Written task ▸
Count the lines below that contain the word "justificacion" and give only the number.

Records for processing ▸
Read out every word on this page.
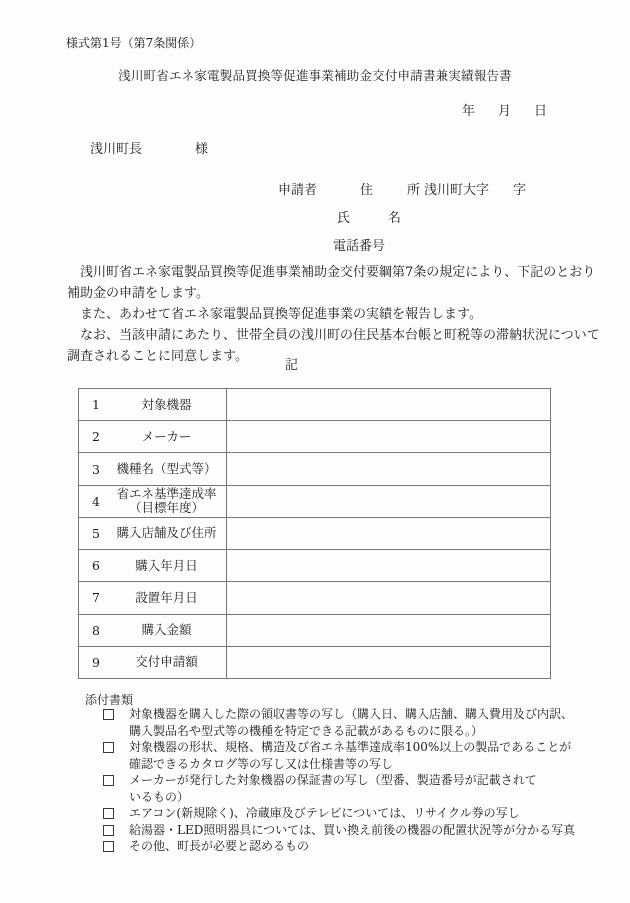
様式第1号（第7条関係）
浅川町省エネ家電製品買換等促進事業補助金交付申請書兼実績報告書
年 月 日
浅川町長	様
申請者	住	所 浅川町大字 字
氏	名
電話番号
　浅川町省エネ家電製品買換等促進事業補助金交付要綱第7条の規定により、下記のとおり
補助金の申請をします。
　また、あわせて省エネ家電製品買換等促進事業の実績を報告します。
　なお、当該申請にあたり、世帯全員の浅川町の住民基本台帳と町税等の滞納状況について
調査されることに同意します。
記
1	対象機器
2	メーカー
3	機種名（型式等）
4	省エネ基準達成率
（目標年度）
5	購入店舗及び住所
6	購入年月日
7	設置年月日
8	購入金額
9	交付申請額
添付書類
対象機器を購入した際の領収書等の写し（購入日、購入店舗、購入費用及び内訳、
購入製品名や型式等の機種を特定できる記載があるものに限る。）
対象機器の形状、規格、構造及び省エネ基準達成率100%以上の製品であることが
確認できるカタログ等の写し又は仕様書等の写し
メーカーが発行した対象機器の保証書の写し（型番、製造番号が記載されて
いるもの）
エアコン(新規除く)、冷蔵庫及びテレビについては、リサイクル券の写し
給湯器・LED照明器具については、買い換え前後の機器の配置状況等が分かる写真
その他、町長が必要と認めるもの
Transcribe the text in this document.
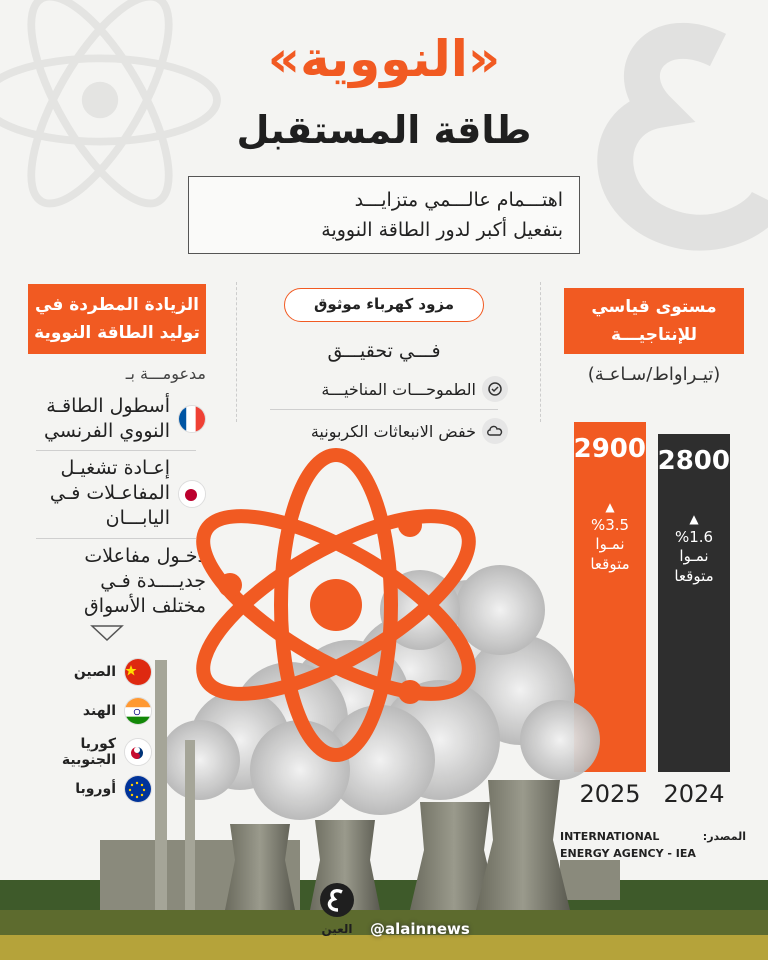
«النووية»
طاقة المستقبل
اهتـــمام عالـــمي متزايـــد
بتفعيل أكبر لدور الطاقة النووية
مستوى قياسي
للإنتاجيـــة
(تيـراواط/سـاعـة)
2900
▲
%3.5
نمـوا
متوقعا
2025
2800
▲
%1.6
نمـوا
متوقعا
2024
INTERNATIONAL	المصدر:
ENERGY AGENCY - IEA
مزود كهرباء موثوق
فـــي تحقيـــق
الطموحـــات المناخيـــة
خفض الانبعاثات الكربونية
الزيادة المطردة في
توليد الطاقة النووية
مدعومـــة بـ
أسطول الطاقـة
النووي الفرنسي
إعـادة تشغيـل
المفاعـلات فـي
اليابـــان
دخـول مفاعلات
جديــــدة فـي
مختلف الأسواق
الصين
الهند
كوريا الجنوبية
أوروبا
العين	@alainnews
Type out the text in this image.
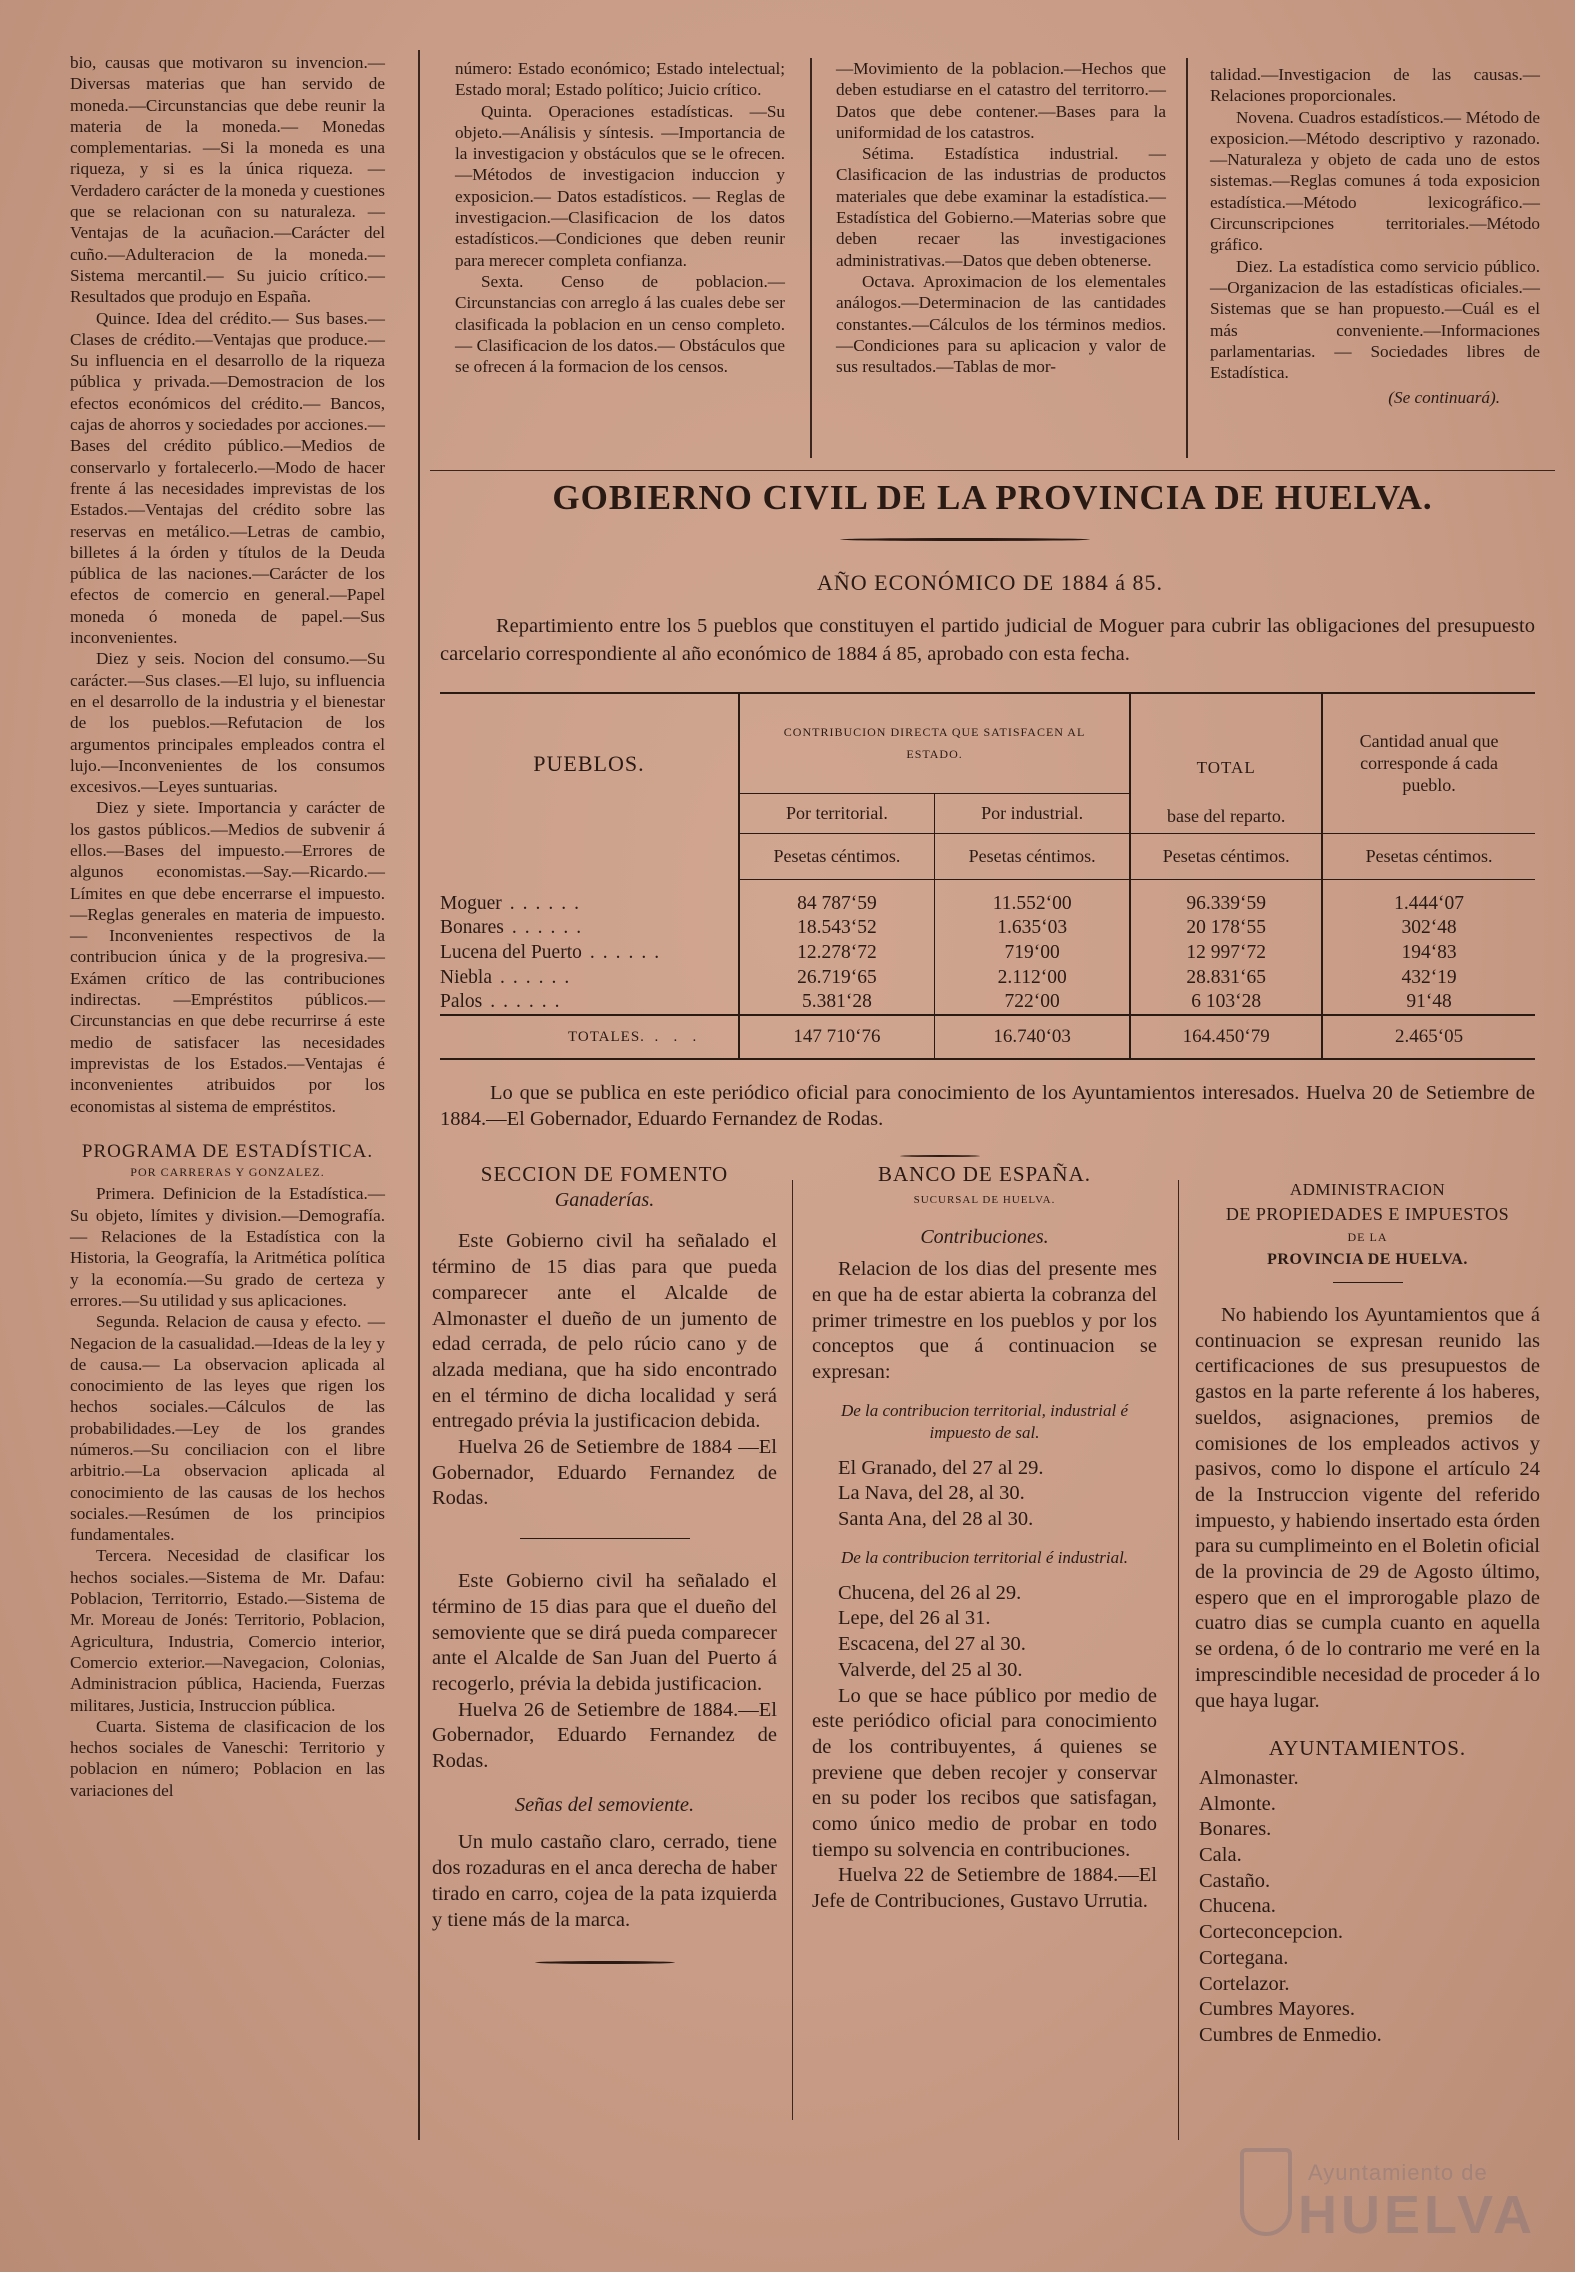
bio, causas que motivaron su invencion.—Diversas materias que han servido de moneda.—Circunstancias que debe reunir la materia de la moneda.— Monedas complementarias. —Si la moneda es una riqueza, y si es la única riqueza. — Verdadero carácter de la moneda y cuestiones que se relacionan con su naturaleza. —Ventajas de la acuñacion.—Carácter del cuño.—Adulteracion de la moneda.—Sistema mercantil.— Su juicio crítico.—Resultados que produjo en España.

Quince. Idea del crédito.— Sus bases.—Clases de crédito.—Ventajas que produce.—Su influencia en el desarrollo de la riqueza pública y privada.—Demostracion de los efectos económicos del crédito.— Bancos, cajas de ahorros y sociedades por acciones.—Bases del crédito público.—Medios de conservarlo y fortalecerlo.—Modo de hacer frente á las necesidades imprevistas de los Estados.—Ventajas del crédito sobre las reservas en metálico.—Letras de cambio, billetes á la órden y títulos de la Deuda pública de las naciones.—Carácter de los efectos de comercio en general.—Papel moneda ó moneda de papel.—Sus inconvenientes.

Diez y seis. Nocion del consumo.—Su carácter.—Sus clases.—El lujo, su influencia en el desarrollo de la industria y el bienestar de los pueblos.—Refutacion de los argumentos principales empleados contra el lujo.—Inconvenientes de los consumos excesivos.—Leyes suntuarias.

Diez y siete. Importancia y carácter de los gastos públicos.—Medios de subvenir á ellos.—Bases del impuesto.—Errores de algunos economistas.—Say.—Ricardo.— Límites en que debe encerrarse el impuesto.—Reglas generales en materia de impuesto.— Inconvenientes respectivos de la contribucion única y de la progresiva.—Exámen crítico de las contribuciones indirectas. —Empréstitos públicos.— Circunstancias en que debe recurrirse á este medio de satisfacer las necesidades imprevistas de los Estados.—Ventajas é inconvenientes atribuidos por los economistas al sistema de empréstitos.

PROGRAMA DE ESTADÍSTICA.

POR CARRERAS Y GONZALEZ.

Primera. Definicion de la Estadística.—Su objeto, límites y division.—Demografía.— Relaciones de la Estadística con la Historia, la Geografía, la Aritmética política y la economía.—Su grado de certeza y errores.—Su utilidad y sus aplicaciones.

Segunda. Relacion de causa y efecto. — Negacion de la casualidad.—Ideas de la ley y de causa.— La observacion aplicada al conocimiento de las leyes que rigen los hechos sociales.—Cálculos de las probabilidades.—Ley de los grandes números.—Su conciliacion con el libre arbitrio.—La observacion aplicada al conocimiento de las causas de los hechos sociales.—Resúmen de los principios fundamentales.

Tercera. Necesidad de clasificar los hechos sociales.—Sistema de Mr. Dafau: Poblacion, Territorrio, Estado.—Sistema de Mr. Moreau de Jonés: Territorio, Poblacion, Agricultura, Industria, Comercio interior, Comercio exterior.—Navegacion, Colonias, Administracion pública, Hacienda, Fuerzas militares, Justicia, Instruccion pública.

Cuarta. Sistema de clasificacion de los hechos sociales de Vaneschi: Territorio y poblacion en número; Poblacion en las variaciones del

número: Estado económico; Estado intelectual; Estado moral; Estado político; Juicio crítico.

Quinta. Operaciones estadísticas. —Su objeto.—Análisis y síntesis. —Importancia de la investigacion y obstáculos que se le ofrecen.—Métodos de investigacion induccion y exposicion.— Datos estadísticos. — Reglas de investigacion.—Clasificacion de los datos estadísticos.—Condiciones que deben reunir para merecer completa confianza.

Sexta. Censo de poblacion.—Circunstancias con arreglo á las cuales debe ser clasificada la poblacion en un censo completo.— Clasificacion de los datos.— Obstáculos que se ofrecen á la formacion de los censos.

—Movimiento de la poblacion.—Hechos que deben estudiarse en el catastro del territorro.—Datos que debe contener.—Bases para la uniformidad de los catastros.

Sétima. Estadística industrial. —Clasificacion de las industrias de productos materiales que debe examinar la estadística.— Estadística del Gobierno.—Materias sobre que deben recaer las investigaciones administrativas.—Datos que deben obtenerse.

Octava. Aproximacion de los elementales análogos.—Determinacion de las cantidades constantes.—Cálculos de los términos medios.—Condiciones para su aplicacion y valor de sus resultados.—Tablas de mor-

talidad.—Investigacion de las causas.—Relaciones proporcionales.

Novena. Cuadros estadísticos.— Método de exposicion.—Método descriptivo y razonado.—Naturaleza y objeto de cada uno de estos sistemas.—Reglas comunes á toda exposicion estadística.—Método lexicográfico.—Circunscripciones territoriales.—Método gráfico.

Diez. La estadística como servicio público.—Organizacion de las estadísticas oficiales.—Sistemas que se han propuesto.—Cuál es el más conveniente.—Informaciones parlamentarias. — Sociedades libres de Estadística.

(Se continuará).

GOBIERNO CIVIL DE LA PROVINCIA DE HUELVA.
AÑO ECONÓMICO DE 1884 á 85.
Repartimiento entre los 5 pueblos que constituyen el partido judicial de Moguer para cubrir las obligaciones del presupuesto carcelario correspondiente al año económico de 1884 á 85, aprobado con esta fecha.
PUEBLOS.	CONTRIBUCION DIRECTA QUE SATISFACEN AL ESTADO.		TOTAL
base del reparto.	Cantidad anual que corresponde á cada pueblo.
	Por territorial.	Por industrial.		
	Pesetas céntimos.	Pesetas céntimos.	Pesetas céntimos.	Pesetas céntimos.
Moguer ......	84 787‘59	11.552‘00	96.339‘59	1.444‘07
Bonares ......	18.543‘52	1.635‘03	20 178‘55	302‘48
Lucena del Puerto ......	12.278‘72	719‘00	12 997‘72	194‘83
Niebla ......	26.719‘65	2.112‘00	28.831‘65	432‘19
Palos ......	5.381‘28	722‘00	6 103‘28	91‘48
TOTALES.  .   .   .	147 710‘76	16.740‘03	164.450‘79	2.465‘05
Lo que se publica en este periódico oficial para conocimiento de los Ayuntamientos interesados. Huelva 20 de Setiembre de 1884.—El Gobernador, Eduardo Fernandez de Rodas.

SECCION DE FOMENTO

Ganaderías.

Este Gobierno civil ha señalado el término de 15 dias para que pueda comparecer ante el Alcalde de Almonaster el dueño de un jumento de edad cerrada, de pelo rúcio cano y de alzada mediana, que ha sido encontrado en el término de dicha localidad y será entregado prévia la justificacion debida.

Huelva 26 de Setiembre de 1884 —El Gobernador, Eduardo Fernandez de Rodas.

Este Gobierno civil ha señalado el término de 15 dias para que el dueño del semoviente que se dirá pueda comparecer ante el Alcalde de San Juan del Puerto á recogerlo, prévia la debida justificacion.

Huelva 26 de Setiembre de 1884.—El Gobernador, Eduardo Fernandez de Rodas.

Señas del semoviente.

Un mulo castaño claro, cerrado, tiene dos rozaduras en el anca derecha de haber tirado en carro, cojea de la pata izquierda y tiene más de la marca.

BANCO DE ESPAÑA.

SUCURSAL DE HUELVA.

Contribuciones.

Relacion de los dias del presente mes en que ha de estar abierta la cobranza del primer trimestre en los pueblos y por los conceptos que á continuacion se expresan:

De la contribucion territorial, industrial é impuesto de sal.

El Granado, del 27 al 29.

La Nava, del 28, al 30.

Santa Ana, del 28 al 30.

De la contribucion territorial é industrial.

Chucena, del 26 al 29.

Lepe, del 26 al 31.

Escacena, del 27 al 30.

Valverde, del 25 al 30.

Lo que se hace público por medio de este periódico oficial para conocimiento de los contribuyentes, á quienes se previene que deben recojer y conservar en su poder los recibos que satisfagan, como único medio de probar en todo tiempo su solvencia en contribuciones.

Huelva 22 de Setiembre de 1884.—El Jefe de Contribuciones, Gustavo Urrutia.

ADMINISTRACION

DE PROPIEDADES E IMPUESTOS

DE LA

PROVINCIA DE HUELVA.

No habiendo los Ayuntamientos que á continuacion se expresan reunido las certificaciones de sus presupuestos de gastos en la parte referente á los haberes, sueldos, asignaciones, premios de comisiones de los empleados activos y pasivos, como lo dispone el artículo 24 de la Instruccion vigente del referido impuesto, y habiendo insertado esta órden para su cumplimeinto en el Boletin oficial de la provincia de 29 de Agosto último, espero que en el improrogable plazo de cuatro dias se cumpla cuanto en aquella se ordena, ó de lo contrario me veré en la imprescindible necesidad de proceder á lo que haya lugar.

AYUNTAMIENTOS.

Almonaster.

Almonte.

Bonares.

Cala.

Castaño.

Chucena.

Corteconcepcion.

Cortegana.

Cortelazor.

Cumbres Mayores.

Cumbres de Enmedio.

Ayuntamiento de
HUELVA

Output for this exercise ▸
2